**Layout element annotations:**
•••

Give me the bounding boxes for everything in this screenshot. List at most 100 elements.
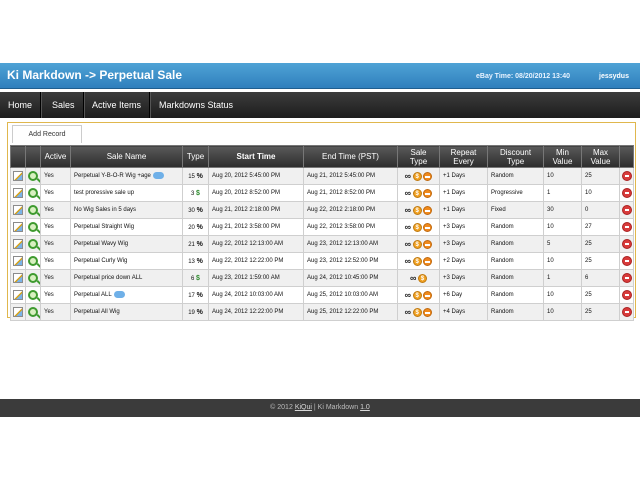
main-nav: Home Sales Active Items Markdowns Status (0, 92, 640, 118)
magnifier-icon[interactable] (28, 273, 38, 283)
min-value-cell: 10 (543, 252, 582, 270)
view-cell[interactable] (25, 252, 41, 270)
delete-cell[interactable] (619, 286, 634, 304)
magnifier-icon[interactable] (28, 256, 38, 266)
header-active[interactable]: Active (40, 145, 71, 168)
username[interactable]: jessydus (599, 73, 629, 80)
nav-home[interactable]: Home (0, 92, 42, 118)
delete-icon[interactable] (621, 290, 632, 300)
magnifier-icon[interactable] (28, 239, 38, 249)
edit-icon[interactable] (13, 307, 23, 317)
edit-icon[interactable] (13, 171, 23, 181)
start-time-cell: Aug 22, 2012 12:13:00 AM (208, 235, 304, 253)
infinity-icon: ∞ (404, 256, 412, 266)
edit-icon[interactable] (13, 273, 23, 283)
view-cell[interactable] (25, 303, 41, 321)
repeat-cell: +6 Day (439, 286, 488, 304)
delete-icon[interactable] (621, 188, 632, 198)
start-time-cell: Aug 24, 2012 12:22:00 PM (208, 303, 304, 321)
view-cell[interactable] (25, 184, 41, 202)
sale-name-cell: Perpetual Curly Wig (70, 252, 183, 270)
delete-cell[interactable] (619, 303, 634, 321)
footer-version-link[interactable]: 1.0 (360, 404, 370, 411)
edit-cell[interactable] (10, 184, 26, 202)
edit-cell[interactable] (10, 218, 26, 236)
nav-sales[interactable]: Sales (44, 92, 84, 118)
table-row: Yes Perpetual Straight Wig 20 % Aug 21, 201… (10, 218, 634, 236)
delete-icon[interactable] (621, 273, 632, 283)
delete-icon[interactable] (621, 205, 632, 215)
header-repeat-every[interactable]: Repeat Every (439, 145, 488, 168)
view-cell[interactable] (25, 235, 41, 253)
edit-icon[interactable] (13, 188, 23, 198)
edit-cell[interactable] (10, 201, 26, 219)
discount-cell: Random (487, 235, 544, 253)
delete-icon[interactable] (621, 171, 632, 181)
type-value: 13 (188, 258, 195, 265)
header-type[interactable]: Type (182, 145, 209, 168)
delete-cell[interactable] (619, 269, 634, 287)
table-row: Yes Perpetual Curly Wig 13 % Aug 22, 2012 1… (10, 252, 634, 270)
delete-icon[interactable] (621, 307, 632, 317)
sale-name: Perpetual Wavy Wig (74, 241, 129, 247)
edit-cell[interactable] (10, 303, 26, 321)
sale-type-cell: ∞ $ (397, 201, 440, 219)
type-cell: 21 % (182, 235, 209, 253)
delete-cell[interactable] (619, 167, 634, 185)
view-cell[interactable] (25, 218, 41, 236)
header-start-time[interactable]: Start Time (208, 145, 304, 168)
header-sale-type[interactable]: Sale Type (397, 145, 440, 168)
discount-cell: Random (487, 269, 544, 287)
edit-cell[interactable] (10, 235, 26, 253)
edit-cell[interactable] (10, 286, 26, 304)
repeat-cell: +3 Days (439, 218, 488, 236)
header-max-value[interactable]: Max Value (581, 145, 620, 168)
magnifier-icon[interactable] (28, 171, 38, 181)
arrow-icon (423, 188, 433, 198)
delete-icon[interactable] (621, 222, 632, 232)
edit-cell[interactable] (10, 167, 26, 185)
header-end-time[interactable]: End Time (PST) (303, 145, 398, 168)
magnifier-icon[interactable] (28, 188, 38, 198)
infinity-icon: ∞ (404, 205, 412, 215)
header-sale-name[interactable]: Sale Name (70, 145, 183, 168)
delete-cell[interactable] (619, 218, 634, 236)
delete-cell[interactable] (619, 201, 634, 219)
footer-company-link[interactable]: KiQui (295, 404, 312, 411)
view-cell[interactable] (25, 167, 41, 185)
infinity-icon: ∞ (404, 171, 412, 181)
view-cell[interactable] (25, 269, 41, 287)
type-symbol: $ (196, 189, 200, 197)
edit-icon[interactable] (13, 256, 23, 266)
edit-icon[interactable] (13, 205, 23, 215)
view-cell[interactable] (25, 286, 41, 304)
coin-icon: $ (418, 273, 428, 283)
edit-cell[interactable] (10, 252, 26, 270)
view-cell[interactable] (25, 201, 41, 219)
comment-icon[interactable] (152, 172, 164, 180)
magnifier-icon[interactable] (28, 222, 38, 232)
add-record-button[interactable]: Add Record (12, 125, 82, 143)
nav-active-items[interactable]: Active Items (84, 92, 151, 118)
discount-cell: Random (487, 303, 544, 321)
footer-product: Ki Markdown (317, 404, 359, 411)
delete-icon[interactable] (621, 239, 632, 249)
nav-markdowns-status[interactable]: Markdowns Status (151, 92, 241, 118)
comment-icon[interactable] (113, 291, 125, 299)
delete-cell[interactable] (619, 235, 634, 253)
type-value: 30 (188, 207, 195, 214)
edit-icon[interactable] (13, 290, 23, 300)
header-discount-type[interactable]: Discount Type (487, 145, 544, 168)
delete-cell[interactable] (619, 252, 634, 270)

•••

**Directions for this task:** Copy these items word for word, all of them, but leave out the pictures.

**Result for this task:**
Give me the bounding boxes for everything in this screenshot. List at most 100 elements.
main-nav: Home Sales Active Items Markdowns Status (0, 92, 640, 118)
magnifier-icon[interactable] (28, 273, 38, 283)
min-value-cell: 10 (543, 252, 582, 270)
view-cell[interactable] (25, 252, 41, 270)
delete-cell[interactable] (619, 286, 634, 304)
magnifier-icon[interactable] (28, 256, 38, 266)
header-active[interactable]: Active (40, 145, 71, 168)
username[interactable]: jessydus (599, 73, 629, 80)
nav-home[interactable]: Home (0, 92, 42, 118)
delete-icon[interactable] (621, 290, 632, 300)
magnifier-icon[interactable] (28, 239, 38, 249)
edit-icon[interactable] (13, 307, 23, 317)
edit-icon[interactable] (13, 171, 23, 181)
start-time-cell: Aug 22, 2012 12:13:00 AM (208, 235, 304, 253)
infinity-icon: ∞ (404, 256, 412, 266)
edit-icon[interactable] (13, 273, 23, 283)
view-cell[interactable] (25, 303, 41, 321)
repeat-cell: +6 Day (439, 286, 488, 304)
delete-icon[interactable] (621, 188, 632, 198)
start-time-cell: Aug 24, 2012 12:22:00 PM (208, 303, 304, 321)
view-cell[interactable] (25, 184, 41, 202)
sale-name-cell: Perpetual Curly Wig (70, 252, 183, 270)
delete-cell[interactable] (619, 303, 634, 321)
footer-version-link[interactable]: 1.0 (360, 404, 370, 411)
edit-cell[interactable] (10, 184, 26, 202)
edit-cell[interactable] (10, 218, 26, 236)
nav-sales[interactable]: Sales (44, 92, 84, 118)
table-row: Yes Perpetual Straight Wig 20 % Aug 21, 201… (10, 218, 634, 236)
delete-icon[interactable] (621, 273, 632, 283)
delete-icon[interactable] (621, 205, 632, 215)
header-repeat-every[interactable]: Repeat Every (439, 145, 488, 168)
view-cell[interactable] (25, 235, 41, 253)
edit-icon[interactable] (13, 188, 23, 198)
edit-cell[interactable] (10, 201, 26, 219)
discount-cell: Random (487, 235, 544, 253)
delete-icon[interactable] (621, 171, 632, 181)
type-value: 13 (188, 258, 195, 265)
header-type[interactable]: Type (182, 145, 209, 168)
delete-cell[interactable] (619, 269, 634, 287)
table-row: Yes Perpetual Curly Wig 13 % Aug 22, 2012 1… (10, 252, 634, 270)
delete-icon[interactable] (621, 307, 632, 317)
sale-name: Perpetual Wavy Wig (74, 241, 129, 247)
edit-cell[interactable] (10, 303, 26, 321)
sale-type-cell: ∞ $ (397, 201, 440, 219)
type-cell: 21 % (182, 235, 209, 253)
delete-cell[interactable] (619, 167, 634, 185)
view-cell[interactable] (25, 218, 41, 236)
header-start-time[interactable]: Start Time (208, 145, 304, 168)
header-sale-type[interactable]: Sale Type (397, 145, 440, 168)
discount-cell: Random (487, 269, 544, 287)
edit-cell[interactable] (10, 235, 26, 253)
edit-cell[interactable] (10, 286, 26, 304)
repeat-cell: +3 Days (439, 218, 488, 236)
header-max-value[interactable]: Max Value (581, 145, 620, 168)
magnifier-icon[interactable] (28, 171, 38, 181)
arrow-icon (423, 188, 433, 198)
delete-icon[interactable] (621, 222, 632, 232)
edit-cell[interactable] (10, 167, 26, 185)
header-end-time[interactable]: End Time (PST) (303, 145, 398, 168)
magnifier-icon[interactable] (28, 188, 38, 198)
infinity-icon: ∞ (404, 205, 412, 215)
header-sale-name[interactable]: Sale Name (70, 145, 183, 168)
delete-cell[interactable] (619, 218, 634, 236)
delete-cell[interactable] (619, 201, 634, 219)
footer-company-link[interactable]: KiQui (295, 404, 312, 411)
view-cell[interactable] (25, 167, 41, 185)
infinity-icon: ∞ (404, 171, 412, 181)
view-cell[interactable] (25, 269, 41, 287)
type-symbol: $ (196, 189, 200, 197)
edit-icon[interactable] (13, 256, 23, 266)
edit-icon[interactable] (13, 205, 23, 215)
view-cell[interactable] (25, 286, 41, 304)
coin-icon: $ (418, 273, 428, 283)
edit-cell[interactable] (10, 252, 26, 270)
view-cell[interactable] (25, 201, 41, 219)
comment-icon[interactable] (152, 172, 164, 180)
magnifier-icon[interactable] (28, 222, 38, 232)
add-record-button[interactable]: Add Record (12, 125, 82, 143)
nav-active-items[interactable]: Active Items (84, 92, 151, 118)
discount-cell: Random (487, 303, 544, 321)
footer-product: Ki Markdown (317, 404, 359, 411)
delete-icon[interactable] (621, 239, 632, 249)
nav-markdowns-status[interactable]: Markdowns Status (151, 92, 241, 118)
comment-icon[interactable] (113, 291, 125, 299)
delete-cell[interactable] (619, 235, 634, 253)
type-value: 30 (188, 207, 195, 214)
edit-icon[interactable] (13, 290, 23, 300)
header-discount-type[interactable]: Discount Type (487, 145, 544, 168)
delete-cell[interactable] (619, 252, 634, 270)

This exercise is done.